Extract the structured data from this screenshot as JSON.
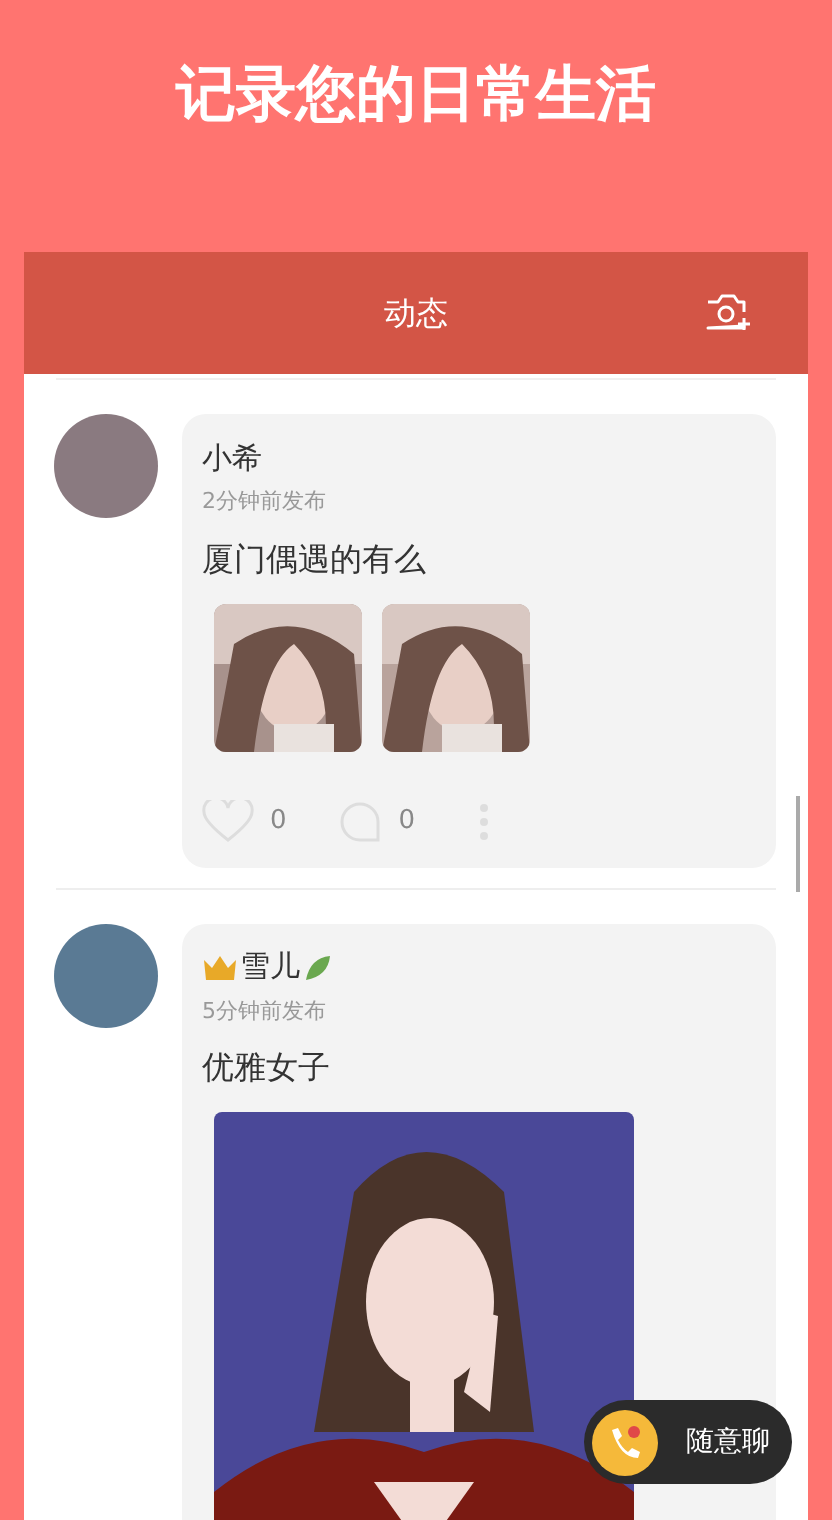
{
  "banner": {
    "title": "记录您的日常生活"
  },
  "header": {
    "title": "动态"
  },
  "posts": [
    {
      "name": "小希",
      "vip": false,
      "time": "2分钟前发布",
      "text": "厦门偶遇的有么",
      "images": [
        {
          "kind": "thumb"
        },
        {
          "kind": "thumb"
        }
      ],
      "likes": "0",
      "comments": "0"
    },
    {
      "name": "雪儿",
      "vip": true,
      "time": "5分钟前发布",
      "text": "优雅女子",
      "images": [
        {
          "kind": "large"
        }
      ]
    }
  ],
  "chat_button": {
    "label": "随意聊"
  }
}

> WHAT YOU NEED TO DO: Give the data above again in full and unchanged, skipping the pictures.

> TASK RESPONSE:
Extract the structured data from this screenshot as JSON.
{
  "banner": {
    "title": "记录您的日常生活"
  },
  "header": {
    "title": "动态"
  },
  "posts": [
    {
      "name": "小希",
      "vip": false,
      "time": "2分钟前发布",
      "text": "厦门偶遇的有么",
      "images": [
        {
          "kind": "thumb"
        },
        {
          "kind": "thumb"
        }
      ],
      "likes": "0",
      "comments": "0"
    },
    {
      "name": "雪儿",
      "vip": true,
      "time": "5分钟前发布",
      "text": "优雅女子",
      "images": [
        {
          "kind": "large"
        }
      ]
    }
  ],
  "chat_button": {
    "label": "随意聊"
  }
}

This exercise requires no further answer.